_Your objective_: Reproduce all of the data that follows, character for character.

_Data supplied_:

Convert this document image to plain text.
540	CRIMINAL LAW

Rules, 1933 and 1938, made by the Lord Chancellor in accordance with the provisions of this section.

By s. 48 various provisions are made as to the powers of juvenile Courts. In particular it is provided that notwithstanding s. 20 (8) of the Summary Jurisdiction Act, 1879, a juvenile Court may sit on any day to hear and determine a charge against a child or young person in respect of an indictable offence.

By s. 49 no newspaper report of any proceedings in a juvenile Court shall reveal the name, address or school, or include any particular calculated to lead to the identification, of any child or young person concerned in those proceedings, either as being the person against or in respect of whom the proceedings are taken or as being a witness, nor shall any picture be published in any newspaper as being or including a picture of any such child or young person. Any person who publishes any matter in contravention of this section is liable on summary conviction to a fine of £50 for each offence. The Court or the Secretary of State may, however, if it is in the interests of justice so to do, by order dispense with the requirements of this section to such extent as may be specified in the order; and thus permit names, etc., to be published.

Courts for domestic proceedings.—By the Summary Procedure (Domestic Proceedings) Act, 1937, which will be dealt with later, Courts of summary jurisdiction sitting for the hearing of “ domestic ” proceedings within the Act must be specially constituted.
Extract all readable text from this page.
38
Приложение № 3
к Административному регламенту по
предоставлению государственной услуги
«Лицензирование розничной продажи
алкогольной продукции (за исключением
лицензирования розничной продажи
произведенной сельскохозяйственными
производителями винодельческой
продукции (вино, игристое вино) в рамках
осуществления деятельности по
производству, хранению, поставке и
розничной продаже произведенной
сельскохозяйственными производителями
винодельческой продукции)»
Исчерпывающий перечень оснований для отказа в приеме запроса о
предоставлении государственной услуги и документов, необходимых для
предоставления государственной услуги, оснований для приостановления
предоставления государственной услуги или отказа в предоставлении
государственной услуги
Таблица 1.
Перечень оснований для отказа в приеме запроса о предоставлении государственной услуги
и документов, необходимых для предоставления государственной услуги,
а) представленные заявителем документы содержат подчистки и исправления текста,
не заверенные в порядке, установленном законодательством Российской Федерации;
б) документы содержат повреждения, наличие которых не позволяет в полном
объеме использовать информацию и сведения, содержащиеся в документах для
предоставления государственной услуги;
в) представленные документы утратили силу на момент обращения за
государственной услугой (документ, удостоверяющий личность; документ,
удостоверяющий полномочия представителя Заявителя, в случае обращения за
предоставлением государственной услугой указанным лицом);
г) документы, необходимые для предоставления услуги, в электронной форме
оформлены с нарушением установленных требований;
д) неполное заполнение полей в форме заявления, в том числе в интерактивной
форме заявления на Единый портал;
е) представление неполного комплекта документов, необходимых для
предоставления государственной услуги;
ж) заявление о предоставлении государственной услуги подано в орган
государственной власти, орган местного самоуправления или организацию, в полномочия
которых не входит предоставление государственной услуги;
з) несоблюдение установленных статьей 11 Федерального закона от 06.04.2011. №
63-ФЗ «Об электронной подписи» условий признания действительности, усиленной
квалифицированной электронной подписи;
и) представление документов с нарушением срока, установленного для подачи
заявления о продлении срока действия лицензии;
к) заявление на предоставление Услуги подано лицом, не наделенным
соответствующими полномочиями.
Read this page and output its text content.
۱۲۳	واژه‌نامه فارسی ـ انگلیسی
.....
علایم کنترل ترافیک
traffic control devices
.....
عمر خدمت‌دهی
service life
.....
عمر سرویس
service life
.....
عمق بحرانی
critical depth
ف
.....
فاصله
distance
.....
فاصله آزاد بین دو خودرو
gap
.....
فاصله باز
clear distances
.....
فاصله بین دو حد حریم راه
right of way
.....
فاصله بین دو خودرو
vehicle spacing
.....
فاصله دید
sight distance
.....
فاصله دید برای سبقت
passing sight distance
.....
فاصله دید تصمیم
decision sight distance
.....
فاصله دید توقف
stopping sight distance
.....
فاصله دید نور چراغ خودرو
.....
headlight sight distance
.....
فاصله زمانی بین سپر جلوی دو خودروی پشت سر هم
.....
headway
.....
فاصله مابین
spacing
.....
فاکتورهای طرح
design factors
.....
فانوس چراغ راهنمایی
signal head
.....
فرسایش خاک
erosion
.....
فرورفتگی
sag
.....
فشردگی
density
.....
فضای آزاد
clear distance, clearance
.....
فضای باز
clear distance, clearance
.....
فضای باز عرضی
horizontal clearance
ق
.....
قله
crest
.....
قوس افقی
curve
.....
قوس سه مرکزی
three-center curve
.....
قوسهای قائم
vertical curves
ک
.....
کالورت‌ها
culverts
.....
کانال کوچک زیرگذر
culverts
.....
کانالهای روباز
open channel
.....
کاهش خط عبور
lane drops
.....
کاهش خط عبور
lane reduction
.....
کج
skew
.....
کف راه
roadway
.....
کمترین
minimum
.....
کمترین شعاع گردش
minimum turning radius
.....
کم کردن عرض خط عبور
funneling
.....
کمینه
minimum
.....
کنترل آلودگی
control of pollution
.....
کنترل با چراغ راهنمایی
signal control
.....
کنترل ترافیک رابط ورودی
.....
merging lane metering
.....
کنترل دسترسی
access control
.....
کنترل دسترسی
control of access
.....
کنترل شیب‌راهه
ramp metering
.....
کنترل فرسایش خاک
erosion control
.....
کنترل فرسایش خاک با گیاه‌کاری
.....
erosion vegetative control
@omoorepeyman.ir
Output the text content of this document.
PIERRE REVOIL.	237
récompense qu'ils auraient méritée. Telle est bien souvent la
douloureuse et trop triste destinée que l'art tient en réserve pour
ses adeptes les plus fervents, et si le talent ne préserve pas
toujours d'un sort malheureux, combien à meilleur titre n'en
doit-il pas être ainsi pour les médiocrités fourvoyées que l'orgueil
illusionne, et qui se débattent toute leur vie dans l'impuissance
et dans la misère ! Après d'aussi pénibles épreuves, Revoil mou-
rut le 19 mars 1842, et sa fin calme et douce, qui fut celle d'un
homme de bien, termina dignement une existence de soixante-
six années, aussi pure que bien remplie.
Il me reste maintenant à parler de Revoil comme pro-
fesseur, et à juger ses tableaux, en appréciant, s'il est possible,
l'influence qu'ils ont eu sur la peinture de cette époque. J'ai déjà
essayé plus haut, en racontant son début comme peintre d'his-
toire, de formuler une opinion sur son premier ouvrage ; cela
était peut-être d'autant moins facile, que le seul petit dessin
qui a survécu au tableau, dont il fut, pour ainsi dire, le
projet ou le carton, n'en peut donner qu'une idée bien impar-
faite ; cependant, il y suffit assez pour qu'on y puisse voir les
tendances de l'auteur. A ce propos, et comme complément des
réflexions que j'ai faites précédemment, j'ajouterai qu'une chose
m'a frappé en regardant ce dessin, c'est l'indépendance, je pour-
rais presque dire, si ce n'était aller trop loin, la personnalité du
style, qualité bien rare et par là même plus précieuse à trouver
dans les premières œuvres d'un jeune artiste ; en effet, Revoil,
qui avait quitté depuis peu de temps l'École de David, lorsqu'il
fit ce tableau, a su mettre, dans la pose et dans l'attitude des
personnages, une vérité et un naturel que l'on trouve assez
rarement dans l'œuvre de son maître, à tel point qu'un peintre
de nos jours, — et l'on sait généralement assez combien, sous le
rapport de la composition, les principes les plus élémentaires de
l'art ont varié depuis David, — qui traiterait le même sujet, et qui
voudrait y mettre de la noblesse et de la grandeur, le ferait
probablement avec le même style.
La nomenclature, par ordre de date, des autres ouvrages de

_Exercise output_:
Convert this document image to plain text.
540	CRIMINAL LAW

Rules, 1933 and 1938, made by the Lord Chancellor in accordance with the provisions of this section.

By s. 48 various provisions are made as to the powers of juvenile Courts. In particular it is provided that notwithstanding s. 20 (8) of the Summary Jurisdiction Act, 1879, a juvenile Court may sit on any day to hear and determine a charge against a child or young person in respect of an indictable offence.

By s. 49 no newspaper report of any proceedings in a juvenile Court shall reveal the name, address or school, or include any particular calculated to lead to the identification, of any child or young person concerned in those proceedings, either as being the person against or in respect of whom the proceedings are taken or as being a witness, nor shall any picture be published in any newspaper as being or including a picture of any such child or young person. Any person who publishes any matter in contravention of this section is liable on summary conviction to a fine of £50 for each offence. The Court or the Secretary of State may, however, if it is in the interests of justice so to do, by order dispense with the requirements of this section to such extent as may be specified in the order; and thus permit names, etc., to be published.

Courts for domestic proceedings.—By the Summary Procedure (Domestic Proceedings) Act, 1937, which will be dealt with later, Courts of summary jurisdiction sitting for the hearing of “ domestic ” proceedings within the Act must be specially constituted.
Extract all readable text from this page.
38
Приложение № 3
к Административному регламенту по
предоставлению государственной услуги
«Лицензирование розничной продажи
алкогольной продукции (за исключением
лицензирования розничной продажи
произведенной сельскохозяйственными
производителями винодельческой
продукции (вино, игристое вино) в рамках
осуществления деятельности по
производству, хранению, поставке и
розничной продаже произведенной
сельскохозяйственными производителями
винодельческой продукции)»
Исчерпывающий перечень оснований для отказа в приеме запроса о
предоставлении государственной услуги и документов, необходимых для
предоставления государственной услуги, оснований для приостановления
предоставления государственной услуги или отказа в предоставлении
государственной услуги
Таблица 1.
Перечень оснований для отказа в приеме запроса о предоставлении государственной услуги
и документов, необходимых для предоставления государственной услуги,
а) представленные заявителем документы содержат подчистки и исправления текста,
не заверенные в порядке, установленном законодательством Российской Федерации;
б) документы содержат повреждения, наличие которых не позволяет в полном
объеме использовать информацию и сведения, содержащиеся в документах для
предоставления государственной услуги;
в) представленные документы утратили силу на момент обращения за
государственной услугой (документ, удостоверяющий личность; документ,
удостоверяющий полномочия представителя Заявителя, в случае обращения за
предоставлением государственной услугой указанным лицом);
г) документы, необходимые для предоставления услуги, в электронной форме
оформлены с нарушением установленных требований;
д) неполное заполнение полей в форме заявления, в том числе в интерактивной
форме заявления на Единый портал;
е) представление неполного комплекта документов, необходимых для
предоставления государственной услуги;
ж) заявление о предоставлении государственной услуги подано в орган
государственной власти, орган местного самоуправления или организацию, в полномочия
которых не входит предоставление государственной услуги;
з) несоблюдение установленных статьей 11 Федерального закона от 06.04.2011. №
63-ФЗ «Об электронной подписи» условий признания действительности, усиленной
квалифицированной электронной подписи;
и) представление документов с нарушением срока, установленного для подачи
заявления о продлении срока действия лицензии;
к) заявление на предоставление Услуги подано лицом, не наделенным
соответствующими полномочиями.
Read this page and output its text content.
۱۲۳	واژه‌نامه فارسی ـ انگلیسی
.....
علایم کنترل ترافیک
traffic control devices
.....
عمر خدمت‌دهی
service life
.....
عمر سرویس
service life
.....
عمق بحرانی
critical depth
ف
.....
فاصله
distance
.....
فاصله آزاد بین دو خودرو
gap
.....
فاصله باز
clear distances
.....
فاصله بین دو حد حریم راه
right of way
.....
فاصله بین دو خودرو
vehicle spacing
.....
فاصله دید
sight distance
.....
فاصله دید برای سبقت
passing sight distance
.....
فاصله دید تصمیم
decision sight distance
.....
فاصله دید توقف
stopping sight distance
.....
فاصله دید نور چراغ خودرو
.....
headlight sight distance
.....
فاصله زمانی بین سپر جلوی دو خودروی پشت سر هم
.....
headway
.....
فاصله مابین
spacing
.....
فاکتورهای طرح
design factors
.....
فانوس چراغ راهنمایی
signal head
.....
فرسایش خاک
erosion
.....
فرورفتگی
sag
.....
فشردگی
density
.....
فضای آزاد
clear distance, clearance
.....
فضای باز
clear distance, clearance
.....
فضای باز عرضی
horizontal clearance
ق
.....
قله
crest
.....
قوس افقی
curve
.....
قوس سه مرکزی
three-center curve
.....
قوسهای قائم
vertical curves
ک
.....
کالورت‌ها
culverts
.....
کانال کوچک زیرگذر
culverts
.....
کانالهای روباز
open channel
.....
کاهش خط عبور
lane drops
.....
کاهش خط عبور
lane reduction
.....
کج
skew
.....
کف راه
roadway
.....
کمترین
minimum
.....
کمترین شعاع گردش
minimum turning radius
.....
کم کردن عرض خط عبور
funneling
.....
کمینه
minimum
.....
کنترل آلودگی
control of pollution
.....
کنترل با چراغ راهنمایی
signal control
.....
کنترل ترافیک رابط ورودی
.....
merging lane metering
.....
کنترل دسترسی
access control
.....
کنترل دسترسی
control of access
.....
کنترل شیب‌راهه
ramp metering
.....
کنترل فرسایش خاک
erosion control
.....
کنترل فرسایش خاک با گیاه‌کاری
.....
erosion vegetative control
@omoorepeyman.ir
Output the text content of this document.
PIERRE REVOIL.	237
récompense qu'ils auraient méritée. Telle est bien souvent la
douloureuse et trop triste destinée que l'art tient en réserve pour
ses adeptes les plus fervents, et si le talent ne préserve pas
toujours d'un sort malheureux, combien à meilleur titre n'en
doit-il pas être ainsi pour les médiocrités fourvoyées que l'orgueil
illusionne, et qui se débattent toute leur vie dans l'impuissance
et dans la misère ! Après d'aussi pénibles épreuves, Revoil mou-
rut le 19 mars 1842, et sa fin calme et douce, qui fut celle d'un
homme de bien, termina dignement une existence de soixante-
six années, aussi pure que bien remplie.
Il me reste maintenant à parler de Revoil comme pro-
fesseur, et à juger ses tableaux, en appréciant, s'il est possible,
l'influence qu'ils ont eu sur la peinture de cette époque. J'ai déjà
essayé plus haut, en racontant son début comme peintre d'his-
toire, de formuler une opinion sur son premier ouvrage ; cela
était peut-être d'autant moins facile, que le seul petit dessin
qui a survécu au tableau, dont il fut, pour ainsi dire, le
projet ou le carton, n'en peut donner qu'une idée bien impar-
faite ; cependant, il y suffit assez pour qu'on y puisse voir les
tendances de l'auteur. A ce propos, et comme complément des
réflexions que j'ai faites précédemment, j'ajouterai qu'une chose
m'a frappé en regardant ce dessin, c'est l'indépendance, je pour-
rais presque dire, si ce n'était aller trop loin, la personnalité du
style, qualité bien rare et par là même plus précieuse à trouver
dans les premières œuvres d'un jeune artiste ; en effet, Revoil,
qui avait quitté depuis peu de temps l'École de David, lorsqu'il
fit ce tableau, a su mettre, dans la pose et dans l'attitude des
personnages, une vérité et un naturel que l'on trouve assez
rarement dans l'œuvre de son maître, à tel point qu'un peintre
de nos jours, — et l'on sait généralement assez combien, sous le
rapport de la composition, les principes les plus élémentaires de
l'art ont varié depuis David, — qui traiterait le même sujet, et qui
voudrait y mettre de la noblesse et de la grandeur, le ferait
probablement avec le même style.
La nomenclature, par ordre de date, des autres ouvrages de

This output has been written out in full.